--- begin ---

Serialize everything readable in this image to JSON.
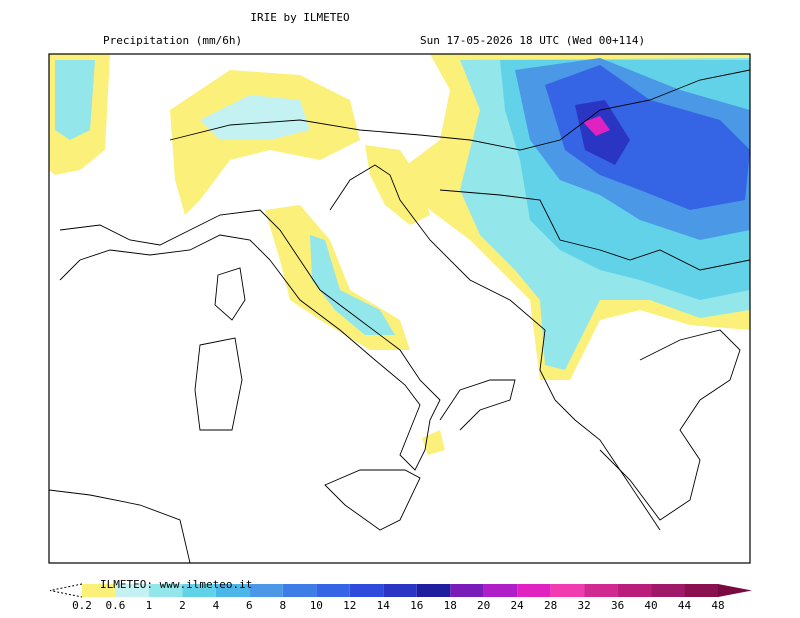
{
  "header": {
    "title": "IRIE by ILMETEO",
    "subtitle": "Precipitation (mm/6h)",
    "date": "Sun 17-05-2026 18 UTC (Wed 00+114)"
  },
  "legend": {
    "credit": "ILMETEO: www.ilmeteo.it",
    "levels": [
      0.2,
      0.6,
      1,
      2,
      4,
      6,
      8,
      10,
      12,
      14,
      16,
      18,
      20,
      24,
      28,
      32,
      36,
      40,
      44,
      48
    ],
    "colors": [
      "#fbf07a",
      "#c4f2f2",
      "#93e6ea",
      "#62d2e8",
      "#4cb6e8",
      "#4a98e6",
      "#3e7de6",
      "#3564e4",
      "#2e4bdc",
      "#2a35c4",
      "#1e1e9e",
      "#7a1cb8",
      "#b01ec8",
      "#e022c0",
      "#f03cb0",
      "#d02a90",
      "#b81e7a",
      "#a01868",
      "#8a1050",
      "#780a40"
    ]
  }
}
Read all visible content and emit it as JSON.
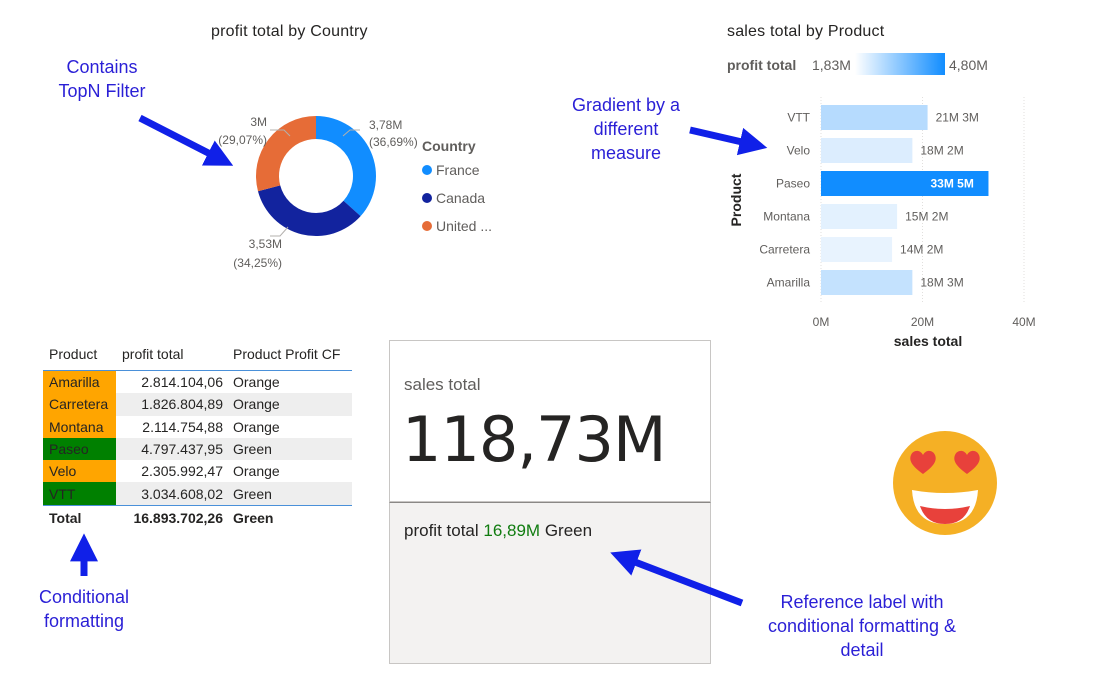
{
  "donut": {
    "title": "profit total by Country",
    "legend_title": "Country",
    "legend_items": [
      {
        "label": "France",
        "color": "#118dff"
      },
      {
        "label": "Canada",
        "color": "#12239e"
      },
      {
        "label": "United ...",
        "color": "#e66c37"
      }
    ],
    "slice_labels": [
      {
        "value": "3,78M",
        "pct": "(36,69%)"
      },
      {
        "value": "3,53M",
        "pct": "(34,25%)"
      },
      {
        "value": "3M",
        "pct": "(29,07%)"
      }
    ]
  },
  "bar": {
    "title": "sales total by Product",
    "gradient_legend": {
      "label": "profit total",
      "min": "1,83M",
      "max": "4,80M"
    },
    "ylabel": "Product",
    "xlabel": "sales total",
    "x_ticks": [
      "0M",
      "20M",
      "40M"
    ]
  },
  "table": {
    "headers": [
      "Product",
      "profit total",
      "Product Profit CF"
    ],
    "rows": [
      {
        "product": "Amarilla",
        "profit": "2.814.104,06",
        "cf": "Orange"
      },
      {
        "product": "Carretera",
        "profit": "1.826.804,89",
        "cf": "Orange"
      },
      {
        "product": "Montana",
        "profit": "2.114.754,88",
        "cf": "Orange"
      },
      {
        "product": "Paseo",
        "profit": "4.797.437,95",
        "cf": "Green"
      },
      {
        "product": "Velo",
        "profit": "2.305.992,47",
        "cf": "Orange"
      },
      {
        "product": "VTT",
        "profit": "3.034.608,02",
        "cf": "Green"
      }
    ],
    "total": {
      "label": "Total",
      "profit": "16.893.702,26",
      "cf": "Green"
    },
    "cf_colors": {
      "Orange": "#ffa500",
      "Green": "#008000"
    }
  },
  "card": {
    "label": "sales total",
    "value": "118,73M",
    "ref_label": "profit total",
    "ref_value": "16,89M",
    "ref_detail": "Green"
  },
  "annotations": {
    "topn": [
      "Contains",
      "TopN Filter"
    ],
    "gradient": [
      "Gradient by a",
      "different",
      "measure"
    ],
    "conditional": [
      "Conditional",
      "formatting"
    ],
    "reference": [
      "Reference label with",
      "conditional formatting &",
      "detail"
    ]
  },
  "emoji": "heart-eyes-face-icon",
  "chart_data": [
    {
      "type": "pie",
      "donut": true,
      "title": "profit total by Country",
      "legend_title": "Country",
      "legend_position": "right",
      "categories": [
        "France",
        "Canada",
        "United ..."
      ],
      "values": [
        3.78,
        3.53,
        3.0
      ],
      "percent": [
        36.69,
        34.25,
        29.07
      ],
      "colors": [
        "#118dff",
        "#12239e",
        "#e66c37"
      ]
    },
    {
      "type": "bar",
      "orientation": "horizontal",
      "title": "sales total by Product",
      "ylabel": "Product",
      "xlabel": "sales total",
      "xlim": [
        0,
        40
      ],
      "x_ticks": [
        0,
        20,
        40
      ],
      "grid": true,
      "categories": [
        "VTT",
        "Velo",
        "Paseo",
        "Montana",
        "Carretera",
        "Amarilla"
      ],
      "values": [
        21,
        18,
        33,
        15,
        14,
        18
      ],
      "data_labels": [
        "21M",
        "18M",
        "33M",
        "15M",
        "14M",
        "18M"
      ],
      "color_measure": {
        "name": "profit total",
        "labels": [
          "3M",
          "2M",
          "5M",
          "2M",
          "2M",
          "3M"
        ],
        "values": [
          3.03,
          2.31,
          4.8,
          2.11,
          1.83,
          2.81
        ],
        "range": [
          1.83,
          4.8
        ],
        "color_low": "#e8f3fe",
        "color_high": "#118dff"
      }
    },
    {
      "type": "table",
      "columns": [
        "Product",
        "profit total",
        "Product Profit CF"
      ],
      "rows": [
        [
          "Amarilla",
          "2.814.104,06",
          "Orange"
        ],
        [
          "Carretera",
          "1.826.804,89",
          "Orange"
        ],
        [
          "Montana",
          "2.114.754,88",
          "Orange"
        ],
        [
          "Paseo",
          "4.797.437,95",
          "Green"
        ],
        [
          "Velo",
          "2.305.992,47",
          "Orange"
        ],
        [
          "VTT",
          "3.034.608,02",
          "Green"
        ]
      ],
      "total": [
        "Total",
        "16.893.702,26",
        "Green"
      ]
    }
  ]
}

--- end ---

◆ What you should do: Where a line holds "Carretera", copy that line.

◆ Problem solution:
        "product": "Carretera",
        "Carretera",
          "Carretera",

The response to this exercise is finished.